start Material to process

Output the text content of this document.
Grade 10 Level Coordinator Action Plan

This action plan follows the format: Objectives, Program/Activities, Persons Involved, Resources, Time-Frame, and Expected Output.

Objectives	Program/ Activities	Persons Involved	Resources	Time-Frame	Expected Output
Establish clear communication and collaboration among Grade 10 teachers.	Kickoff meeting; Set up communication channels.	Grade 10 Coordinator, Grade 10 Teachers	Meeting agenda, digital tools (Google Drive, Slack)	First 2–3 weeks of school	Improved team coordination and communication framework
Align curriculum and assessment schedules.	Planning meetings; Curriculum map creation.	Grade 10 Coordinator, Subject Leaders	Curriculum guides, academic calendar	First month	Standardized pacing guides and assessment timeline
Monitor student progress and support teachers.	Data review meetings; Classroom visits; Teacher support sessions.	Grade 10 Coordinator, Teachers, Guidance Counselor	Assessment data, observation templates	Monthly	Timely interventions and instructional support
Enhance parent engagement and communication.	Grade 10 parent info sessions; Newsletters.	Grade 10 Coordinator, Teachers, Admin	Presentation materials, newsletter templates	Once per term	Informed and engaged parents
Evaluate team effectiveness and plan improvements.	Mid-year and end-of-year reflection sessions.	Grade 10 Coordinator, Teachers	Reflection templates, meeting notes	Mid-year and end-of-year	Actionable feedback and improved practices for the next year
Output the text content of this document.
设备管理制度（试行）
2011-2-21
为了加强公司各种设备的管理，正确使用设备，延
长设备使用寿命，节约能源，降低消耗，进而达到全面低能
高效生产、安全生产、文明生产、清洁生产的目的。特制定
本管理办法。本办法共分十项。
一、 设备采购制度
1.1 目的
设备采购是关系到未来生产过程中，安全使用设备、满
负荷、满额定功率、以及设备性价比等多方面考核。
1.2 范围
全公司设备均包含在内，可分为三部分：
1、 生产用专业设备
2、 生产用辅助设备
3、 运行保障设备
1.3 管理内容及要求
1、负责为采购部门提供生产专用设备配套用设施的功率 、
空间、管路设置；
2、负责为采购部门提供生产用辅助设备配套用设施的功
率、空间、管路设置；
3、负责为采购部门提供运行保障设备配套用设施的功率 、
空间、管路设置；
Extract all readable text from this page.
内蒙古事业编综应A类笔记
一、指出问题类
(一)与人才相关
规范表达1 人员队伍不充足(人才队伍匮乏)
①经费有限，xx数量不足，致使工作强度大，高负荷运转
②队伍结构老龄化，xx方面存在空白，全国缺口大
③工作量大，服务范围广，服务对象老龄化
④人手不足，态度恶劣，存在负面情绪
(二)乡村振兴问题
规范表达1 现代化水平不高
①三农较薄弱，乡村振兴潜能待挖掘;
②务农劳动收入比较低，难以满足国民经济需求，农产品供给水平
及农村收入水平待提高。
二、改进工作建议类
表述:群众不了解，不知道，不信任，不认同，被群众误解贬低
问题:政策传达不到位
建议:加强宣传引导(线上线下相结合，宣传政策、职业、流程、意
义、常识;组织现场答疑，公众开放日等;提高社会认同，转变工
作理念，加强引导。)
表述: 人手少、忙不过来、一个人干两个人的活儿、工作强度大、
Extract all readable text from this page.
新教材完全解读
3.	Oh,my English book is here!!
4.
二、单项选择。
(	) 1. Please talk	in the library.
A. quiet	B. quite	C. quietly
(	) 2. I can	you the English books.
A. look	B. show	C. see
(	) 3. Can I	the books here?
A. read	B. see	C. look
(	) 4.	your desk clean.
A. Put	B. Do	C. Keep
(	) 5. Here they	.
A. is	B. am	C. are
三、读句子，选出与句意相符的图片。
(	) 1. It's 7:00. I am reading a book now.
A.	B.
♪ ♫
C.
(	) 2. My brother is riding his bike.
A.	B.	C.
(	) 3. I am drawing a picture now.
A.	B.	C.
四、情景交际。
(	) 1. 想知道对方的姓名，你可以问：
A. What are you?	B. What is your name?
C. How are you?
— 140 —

end Material to process

- **Written problem**
Using the entries above, find all lines with "First". Copy them.

- **Full output**
Establish clear communication and collaboration among Grade 10 teachers.	Kickoff meeting; Set up communication channels.	Grade 10 Coordinator, Grade 10 Teachers	Meeting agenda, digital tools (Google Drive, Slack)	First 2–3 weeks of school	Improved team coordination and communication framework
Align curriculum and assessment schedules.	Planning meetings; Curriculum map creation.	Grade 10 Coordinator, Subject Leaders	Curriculum guides, academic calendar	First month	Standardized pacing guides and assessment timeline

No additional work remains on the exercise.